[Collection entries]
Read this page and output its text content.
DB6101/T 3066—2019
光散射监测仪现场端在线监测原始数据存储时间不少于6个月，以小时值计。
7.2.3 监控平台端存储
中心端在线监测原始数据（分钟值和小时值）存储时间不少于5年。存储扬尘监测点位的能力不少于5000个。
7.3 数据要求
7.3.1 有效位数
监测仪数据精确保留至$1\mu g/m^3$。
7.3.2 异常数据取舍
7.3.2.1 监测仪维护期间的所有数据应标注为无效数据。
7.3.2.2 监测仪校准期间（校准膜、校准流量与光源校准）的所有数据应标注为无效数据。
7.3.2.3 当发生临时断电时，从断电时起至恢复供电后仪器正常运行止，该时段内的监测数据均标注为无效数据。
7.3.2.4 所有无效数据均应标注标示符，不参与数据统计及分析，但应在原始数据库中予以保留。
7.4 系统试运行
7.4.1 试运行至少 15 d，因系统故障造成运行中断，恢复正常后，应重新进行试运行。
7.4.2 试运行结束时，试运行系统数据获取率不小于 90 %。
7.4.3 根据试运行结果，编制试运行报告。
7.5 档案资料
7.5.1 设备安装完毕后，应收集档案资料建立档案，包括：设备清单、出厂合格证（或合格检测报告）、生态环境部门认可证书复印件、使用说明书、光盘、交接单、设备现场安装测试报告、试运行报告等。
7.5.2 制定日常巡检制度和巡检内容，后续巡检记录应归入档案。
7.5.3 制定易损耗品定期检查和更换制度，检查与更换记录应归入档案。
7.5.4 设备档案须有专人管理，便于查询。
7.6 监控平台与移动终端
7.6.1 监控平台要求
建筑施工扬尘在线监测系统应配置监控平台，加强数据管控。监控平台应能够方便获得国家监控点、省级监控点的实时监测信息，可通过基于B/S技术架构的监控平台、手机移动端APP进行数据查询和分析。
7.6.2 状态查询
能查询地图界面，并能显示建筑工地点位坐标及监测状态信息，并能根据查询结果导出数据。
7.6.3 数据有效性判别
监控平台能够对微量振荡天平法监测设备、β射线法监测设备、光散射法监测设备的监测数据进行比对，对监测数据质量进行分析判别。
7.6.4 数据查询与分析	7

_DIRECTIONS FOR THIS TASK_: Output the data above exactly, please, line for line.

_TASK RESULT_:
Read this page and output its text content.
DB6101/T 3066—2019
光散射监测仪现场端在线监测原始数据存储时间不少于6个月，以小时值计。
7.2.3 监控平台端存储
中心端在线监测原始数据（分钟值和小时值）存储时间不少于5年。存储扬尘监测点位的能力不少于5000个。
7.3 数据要求
7.3.1 有效位数
监测仪数据精确保留至$1\mu g/m^3$。
7.3.2 异常数据取舍
7.3.2.1 监测仪维护期间的所有数据应标注为无效数据。
7.3.2.2 监测仪校准期间（校准膜、校准流量与光源校准）的所有数据应标注为无效数据。
7.3.2.3 当发生临时断电时，从断电时起至恢复供电后仪器正常运行止，该时段内的监测数据均标注为无效数据。
7.3.2.4 所有无效数据均应标注标示符，不参与数据统计及分析，但应在原始数据库中予以保留。
7.4 系统试运行
7.4.1 试运行至少 15 d，因系统故障造成运行中断，恢复正常后，应重新进行试运行。
7.4.2 试运行结束时，试运行系统数据获取率不小于 90 %。
7.4.3 根据试运行结果，编制试运行报告。
7.5 档案资料
7.5.1 设备安装完毕后，应收集档案资料建立档案，包括：设备清单、出厂合格证（或合格检测报告）、生态环境部门认可证书复印件、使用说明书、光盘、交接单、设备现场安装测试报告、试运行报告等。
7.5.2 制定日常巡检制度和巡检内容，后续巡检记录应归入档案。
7.5.3 制定易损耗品定期检查和更换制度，检查与更换记录应归入档案。
7.5.4 设备档案须有专人管理，便于查询。
7.6 监控平台与移动终端
7.6.1 监控平台要求
建筑施工扬尘在线监测系统应配置监控平台，加强数据管控。监控平台应能够方便获得国家监控点、省级监控点的实时监测信息，可通过基于B/S技术架构的监控平台、手机移动端APP进行数据查询和分析。
7.6.2 状态查询
能查询地图界面，并能显示建筑工地点位坐标及监测状态信息，并能根据查询结果导出数据。
7.6.3 数据有效性判别
监控平台能够对微量振荡天平法监测设备、β射线法监测设备、光散射法监测设备的监测数据进行比对，对监测数据质量进行分析判别。
7.6.4 数据查询与分析	7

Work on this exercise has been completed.